• _What the task requires_
Extract all lines from the data beneath that include the word "JSON".

Collected data:
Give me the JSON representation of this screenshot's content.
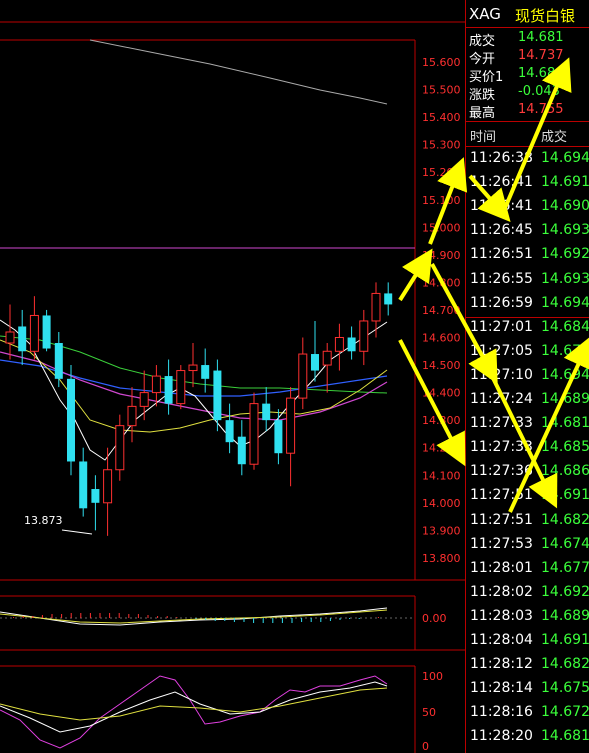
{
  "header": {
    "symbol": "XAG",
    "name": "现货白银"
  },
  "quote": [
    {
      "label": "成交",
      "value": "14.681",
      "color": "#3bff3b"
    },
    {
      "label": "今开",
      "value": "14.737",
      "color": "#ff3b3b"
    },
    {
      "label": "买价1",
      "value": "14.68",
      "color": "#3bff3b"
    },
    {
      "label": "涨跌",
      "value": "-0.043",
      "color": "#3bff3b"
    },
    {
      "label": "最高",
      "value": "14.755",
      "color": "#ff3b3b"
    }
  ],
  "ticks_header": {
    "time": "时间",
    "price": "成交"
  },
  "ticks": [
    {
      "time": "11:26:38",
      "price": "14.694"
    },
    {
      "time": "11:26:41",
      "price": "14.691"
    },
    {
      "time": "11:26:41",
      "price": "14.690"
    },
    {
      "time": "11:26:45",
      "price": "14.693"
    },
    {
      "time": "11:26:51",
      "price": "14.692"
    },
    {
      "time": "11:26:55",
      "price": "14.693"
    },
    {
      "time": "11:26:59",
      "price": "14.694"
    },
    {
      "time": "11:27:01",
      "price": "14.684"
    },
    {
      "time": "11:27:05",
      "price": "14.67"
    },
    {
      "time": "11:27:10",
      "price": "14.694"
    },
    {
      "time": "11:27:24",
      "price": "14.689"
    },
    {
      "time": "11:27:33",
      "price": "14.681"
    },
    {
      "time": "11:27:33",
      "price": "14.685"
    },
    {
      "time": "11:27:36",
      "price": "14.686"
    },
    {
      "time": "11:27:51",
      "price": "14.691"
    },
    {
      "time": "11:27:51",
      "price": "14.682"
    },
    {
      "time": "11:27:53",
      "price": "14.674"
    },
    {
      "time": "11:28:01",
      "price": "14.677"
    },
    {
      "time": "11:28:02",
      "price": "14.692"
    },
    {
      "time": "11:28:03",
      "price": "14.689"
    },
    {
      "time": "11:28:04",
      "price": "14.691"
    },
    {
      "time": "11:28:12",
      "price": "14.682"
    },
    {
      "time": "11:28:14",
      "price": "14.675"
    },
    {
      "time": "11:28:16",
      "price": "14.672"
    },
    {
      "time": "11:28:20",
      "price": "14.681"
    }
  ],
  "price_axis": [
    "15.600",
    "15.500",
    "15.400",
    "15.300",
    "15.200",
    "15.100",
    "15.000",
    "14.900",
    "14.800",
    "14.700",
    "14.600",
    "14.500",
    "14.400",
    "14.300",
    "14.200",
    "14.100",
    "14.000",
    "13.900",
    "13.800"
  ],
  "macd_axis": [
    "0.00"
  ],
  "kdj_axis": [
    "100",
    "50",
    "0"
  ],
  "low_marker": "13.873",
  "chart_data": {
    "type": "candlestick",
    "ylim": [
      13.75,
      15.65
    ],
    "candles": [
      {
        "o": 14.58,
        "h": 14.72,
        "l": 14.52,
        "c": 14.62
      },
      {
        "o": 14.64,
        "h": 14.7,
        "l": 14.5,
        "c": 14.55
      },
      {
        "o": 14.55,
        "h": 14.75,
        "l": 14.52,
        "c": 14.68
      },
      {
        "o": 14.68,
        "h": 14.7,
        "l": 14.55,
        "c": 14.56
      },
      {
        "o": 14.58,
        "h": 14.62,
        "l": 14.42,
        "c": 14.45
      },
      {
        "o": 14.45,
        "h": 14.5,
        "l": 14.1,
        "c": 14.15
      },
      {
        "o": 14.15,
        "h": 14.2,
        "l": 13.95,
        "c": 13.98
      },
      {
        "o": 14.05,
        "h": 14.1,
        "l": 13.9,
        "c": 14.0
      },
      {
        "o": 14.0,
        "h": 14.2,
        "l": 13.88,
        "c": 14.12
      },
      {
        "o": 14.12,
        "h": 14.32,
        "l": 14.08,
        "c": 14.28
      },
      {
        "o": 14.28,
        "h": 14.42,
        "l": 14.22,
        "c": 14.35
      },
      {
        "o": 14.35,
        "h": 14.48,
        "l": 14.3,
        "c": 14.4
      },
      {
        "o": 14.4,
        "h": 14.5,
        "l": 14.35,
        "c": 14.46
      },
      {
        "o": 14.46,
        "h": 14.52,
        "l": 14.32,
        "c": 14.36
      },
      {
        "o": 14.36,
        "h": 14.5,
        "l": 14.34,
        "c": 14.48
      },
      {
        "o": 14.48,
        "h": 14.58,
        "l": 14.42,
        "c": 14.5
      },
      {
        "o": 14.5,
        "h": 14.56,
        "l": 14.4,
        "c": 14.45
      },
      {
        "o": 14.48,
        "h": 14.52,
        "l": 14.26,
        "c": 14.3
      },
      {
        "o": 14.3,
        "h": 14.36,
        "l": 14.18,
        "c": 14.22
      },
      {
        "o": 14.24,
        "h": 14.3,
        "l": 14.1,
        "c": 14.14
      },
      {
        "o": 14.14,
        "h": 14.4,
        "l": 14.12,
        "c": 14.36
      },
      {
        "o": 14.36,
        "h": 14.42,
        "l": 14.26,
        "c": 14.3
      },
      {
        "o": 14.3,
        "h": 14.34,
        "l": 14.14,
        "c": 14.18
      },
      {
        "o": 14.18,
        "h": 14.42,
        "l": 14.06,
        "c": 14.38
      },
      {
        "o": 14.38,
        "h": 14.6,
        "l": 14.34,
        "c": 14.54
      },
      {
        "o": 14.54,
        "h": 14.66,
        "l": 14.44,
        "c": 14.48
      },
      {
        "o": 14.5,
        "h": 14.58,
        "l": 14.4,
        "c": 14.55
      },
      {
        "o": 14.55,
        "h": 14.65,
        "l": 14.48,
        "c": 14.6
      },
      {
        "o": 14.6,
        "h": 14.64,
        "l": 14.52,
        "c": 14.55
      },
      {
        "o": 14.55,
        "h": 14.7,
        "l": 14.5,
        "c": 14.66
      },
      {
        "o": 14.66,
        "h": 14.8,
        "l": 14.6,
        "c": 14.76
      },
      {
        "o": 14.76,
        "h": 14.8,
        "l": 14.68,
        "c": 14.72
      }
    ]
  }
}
--
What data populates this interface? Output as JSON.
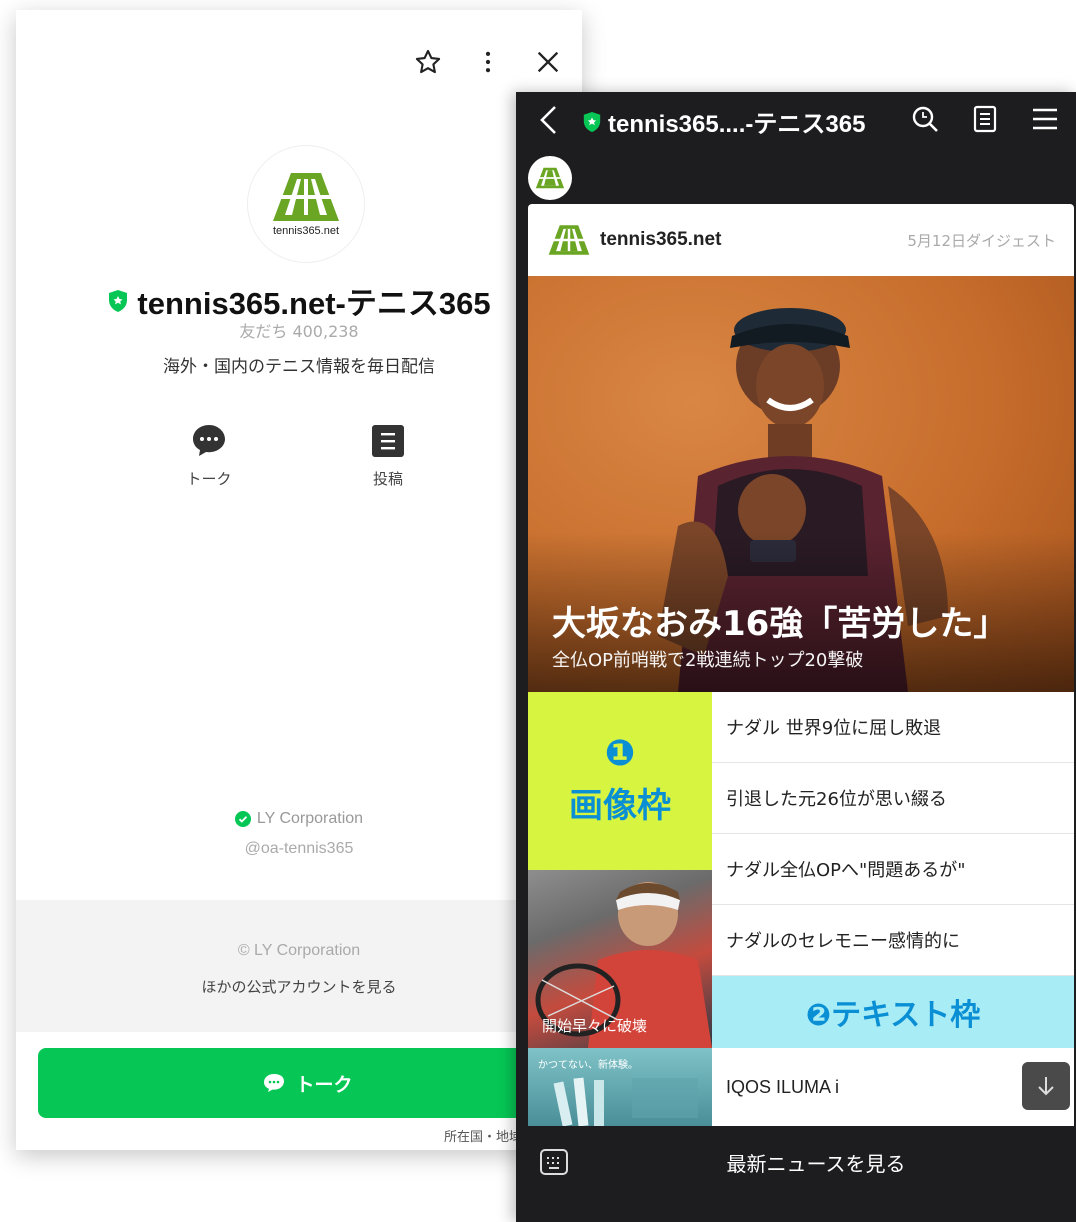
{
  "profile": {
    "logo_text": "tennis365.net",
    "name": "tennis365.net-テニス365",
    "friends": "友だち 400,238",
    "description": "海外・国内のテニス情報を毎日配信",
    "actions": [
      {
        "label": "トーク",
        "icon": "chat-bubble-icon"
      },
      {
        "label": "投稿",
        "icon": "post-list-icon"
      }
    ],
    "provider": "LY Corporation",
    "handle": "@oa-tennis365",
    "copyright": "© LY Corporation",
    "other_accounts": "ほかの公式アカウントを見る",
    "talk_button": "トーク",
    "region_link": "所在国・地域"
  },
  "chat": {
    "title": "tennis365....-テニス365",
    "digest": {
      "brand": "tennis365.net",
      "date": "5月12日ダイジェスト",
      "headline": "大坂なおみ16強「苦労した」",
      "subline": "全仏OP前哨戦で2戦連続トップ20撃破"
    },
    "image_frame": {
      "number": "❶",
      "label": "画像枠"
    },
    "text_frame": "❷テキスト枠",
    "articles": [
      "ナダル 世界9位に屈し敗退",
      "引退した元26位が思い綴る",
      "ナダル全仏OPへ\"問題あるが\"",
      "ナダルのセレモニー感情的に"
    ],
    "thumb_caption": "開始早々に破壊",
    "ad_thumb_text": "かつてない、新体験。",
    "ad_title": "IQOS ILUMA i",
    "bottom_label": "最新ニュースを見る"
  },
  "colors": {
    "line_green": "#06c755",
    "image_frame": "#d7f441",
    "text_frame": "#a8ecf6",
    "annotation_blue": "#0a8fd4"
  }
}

• _Written response_
Give me the JSON representation of this screenshot's content.
What data populates this interface? Output as JSON.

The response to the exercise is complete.